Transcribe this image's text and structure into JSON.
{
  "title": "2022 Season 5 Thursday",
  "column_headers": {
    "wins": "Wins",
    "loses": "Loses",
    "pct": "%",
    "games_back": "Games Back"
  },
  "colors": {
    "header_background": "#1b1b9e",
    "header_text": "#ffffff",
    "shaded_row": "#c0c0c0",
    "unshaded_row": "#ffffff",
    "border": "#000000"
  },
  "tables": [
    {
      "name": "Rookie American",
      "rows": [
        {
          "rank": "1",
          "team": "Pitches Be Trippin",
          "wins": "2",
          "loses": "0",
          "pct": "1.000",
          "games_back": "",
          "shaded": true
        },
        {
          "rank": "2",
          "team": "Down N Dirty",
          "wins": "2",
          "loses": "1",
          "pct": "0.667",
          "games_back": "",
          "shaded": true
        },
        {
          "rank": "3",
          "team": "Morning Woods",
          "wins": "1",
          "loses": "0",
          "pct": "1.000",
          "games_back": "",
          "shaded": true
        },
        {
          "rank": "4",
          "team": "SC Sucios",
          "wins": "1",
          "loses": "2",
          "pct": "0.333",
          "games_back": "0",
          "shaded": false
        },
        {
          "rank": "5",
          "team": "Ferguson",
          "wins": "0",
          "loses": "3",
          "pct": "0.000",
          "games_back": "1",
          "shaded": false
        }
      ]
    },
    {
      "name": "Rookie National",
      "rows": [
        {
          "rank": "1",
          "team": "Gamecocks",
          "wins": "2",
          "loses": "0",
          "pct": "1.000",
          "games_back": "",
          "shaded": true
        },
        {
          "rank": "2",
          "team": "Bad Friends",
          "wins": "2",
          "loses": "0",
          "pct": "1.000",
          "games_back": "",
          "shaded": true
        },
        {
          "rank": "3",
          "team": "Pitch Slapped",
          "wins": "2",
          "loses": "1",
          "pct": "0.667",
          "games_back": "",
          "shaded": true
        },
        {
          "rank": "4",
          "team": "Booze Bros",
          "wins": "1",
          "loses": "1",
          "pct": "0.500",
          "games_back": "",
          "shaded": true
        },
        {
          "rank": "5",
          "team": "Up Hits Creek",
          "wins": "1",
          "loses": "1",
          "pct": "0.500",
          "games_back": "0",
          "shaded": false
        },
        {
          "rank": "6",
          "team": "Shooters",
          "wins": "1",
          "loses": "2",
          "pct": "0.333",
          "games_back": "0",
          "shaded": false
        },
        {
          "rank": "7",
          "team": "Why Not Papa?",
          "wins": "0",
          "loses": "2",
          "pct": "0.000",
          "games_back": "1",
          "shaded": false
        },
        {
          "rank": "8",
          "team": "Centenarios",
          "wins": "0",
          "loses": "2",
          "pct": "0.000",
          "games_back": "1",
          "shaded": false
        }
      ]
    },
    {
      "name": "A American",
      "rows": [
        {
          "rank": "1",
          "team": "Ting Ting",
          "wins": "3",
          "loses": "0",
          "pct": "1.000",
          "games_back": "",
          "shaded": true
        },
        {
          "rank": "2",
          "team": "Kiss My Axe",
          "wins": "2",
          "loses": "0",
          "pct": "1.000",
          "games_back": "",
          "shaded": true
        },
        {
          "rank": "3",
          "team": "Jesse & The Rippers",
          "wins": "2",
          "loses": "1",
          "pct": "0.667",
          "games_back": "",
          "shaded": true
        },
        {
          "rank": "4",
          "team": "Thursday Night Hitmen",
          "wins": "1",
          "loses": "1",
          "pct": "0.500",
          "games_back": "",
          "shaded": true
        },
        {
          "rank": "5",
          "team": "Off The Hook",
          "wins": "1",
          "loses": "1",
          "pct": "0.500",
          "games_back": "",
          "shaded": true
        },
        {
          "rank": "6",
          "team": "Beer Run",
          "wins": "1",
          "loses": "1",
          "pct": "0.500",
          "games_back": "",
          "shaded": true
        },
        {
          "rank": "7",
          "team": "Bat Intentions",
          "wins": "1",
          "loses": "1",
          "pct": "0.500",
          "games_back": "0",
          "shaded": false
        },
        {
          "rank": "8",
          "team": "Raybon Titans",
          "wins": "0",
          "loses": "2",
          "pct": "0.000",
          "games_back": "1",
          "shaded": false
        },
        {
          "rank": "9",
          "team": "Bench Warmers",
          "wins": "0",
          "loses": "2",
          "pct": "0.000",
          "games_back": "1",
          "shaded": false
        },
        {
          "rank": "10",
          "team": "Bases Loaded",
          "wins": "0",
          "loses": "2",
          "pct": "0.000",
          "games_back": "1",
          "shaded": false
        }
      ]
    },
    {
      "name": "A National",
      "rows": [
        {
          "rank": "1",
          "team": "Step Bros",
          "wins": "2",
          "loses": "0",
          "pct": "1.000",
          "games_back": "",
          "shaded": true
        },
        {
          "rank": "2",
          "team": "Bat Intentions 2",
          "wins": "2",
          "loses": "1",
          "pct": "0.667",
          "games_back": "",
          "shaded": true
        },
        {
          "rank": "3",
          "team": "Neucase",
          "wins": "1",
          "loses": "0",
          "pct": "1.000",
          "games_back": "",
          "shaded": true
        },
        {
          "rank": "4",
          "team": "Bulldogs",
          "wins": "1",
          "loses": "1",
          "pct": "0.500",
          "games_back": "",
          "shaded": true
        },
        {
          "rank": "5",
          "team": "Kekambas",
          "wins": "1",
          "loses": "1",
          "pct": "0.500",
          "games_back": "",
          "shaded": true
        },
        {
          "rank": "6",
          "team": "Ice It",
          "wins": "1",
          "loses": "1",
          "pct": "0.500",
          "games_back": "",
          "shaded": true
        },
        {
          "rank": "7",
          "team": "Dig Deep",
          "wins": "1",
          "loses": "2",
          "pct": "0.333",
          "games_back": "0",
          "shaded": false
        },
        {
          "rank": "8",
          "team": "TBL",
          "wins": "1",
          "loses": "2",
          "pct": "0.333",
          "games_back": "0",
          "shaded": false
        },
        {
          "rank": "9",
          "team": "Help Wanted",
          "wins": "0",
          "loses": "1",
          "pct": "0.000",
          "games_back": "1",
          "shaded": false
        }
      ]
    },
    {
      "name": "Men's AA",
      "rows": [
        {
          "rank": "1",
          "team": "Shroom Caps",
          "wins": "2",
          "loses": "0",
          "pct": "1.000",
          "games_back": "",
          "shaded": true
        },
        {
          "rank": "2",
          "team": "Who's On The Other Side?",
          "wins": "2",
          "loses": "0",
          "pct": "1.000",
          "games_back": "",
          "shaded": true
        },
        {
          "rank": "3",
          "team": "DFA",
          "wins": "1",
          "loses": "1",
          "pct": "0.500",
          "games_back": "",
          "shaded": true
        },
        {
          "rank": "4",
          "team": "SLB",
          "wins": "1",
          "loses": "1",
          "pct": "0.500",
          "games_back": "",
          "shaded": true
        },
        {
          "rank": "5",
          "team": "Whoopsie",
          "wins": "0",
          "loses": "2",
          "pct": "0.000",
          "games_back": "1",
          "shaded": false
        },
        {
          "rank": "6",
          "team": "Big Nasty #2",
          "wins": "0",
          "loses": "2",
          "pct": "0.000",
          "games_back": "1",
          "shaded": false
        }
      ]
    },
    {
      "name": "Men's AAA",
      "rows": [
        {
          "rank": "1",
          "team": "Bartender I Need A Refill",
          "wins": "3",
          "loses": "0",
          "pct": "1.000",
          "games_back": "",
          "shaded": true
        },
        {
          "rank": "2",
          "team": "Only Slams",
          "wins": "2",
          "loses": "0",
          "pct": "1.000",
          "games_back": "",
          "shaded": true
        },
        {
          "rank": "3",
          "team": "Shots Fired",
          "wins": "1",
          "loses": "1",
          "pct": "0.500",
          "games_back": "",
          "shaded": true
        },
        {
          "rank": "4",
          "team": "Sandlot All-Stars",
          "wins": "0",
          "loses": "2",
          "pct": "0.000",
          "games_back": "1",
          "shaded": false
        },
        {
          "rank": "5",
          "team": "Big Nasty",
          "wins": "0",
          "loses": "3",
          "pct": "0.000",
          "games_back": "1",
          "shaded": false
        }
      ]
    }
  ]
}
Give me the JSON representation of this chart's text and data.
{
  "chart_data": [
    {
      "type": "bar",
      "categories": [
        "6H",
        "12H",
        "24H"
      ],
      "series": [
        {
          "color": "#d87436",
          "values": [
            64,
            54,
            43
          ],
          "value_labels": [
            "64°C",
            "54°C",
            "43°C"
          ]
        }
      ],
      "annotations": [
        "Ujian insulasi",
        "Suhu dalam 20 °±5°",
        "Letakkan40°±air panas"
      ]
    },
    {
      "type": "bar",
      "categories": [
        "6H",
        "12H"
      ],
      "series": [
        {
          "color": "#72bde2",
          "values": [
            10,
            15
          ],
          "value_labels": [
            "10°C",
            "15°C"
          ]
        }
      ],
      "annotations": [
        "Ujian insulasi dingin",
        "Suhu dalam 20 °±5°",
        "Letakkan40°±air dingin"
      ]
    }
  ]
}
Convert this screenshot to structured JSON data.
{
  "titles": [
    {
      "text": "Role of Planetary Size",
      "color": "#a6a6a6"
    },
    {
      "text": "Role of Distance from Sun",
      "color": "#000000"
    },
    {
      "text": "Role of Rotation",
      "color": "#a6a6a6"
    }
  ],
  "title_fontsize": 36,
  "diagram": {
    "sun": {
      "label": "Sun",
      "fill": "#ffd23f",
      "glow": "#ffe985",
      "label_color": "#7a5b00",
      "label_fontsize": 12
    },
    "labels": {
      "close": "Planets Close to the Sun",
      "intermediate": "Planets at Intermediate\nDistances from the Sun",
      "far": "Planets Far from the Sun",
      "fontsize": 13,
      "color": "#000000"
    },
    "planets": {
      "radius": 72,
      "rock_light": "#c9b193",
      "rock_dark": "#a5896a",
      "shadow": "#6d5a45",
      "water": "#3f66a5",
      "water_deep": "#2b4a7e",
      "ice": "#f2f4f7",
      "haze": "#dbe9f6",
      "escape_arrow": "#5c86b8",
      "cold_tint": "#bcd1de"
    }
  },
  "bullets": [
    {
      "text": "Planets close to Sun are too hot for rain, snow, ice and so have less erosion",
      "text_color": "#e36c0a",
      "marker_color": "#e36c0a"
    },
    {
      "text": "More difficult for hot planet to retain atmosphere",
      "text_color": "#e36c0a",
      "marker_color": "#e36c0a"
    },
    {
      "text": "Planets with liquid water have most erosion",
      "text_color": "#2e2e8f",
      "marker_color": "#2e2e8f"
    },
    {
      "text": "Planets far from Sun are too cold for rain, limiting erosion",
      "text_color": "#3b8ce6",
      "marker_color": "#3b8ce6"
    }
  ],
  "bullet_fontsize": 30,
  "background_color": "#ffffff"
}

**Your task:** Using the records above, select and copy every line that has the word "Intentions".

**Correct answer:**
          "team": "Bat Intentions",
          "team": "Bat Intentions 2",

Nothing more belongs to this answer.